Passage to read:
Aldo Paniagua

Personal information
- Full name: Aldo Andrés Paniagua Benítez
- Date of birth: 12 July 1989 (age 36)
- Place of birth: Independencia, Paraguay
- Height: 1.82 m (6 ft 0 in)
- Position(s): Midfielder

Youth career
- General Caballero ZC

Senior career*
- Years: Team / Apps / (Gls)
- 2007–2008: General Caballero ZC / 23 / (2)
- 2008–2009: → 12 de Octubre (loan) / 29 / (1)
- 2010: → Nacional Asunción (loan) / 15 / (0)
- 2011: General Caballero ZC / 16 / (1)
- 2012: Rubio Ñú / 13 / (0)
- 2014–2017: General Caballero ZC / 0 / (0)
- 2014: → Olimpia Asunción (loan) / 10 / (1)
- 2015: → Deportivo Capiatá (loan) / 1 / (0)
- 2015–2016: → Sport Boys (loan) / 39 / (5)
- 2017–2019: Nacional Potosí

International career
- 2009: Paraguay U20 / 6 / (3)

= Aldo Paniagua =

Paraguayan footballer (born 1989)

Aldo Andrés Paniagua Benítez (born 12 July 1989) is a Paraguayan former professional footballer who played as a midfielder.

Dataset entries:
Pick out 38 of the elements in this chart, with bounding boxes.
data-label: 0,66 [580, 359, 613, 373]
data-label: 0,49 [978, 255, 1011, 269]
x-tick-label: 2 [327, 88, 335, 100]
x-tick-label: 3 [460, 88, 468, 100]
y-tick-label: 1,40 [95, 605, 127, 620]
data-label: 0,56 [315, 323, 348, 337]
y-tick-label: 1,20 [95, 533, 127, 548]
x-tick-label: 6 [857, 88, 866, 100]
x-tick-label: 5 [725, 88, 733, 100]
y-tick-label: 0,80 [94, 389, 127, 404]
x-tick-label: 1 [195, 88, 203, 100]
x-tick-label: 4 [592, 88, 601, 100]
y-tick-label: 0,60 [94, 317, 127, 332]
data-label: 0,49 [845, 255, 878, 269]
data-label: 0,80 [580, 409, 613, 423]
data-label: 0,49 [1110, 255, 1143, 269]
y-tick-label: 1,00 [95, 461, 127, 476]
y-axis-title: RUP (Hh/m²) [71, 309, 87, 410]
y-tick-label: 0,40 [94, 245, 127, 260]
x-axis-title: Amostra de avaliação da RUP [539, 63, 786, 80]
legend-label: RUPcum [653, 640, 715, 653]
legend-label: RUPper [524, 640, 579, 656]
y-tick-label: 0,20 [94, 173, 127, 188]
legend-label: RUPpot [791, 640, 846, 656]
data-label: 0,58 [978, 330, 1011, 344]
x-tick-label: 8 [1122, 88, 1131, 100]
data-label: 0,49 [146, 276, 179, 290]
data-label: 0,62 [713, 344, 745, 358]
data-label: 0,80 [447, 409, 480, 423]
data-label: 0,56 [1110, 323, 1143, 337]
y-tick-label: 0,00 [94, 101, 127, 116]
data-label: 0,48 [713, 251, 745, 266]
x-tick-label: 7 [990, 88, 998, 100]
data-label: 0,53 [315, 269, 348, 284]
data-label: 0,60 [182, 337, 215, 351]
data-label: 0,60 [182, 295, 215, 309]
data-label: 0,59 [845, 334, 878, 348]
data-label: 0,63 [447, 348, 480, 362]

Your task:
Answer these questions using the Aldo Paniagua profile.
(a) Where was Aldo Paniagua born?
(b) Which team did he join on loan in 2010?
(c) How many goals did he score for Paraguay U20 in 2009?
Answer from the text alone, not from the rows.

The completed task:
(a) Independencia, Paraguay
(b) Nacional Asunción
(c) 3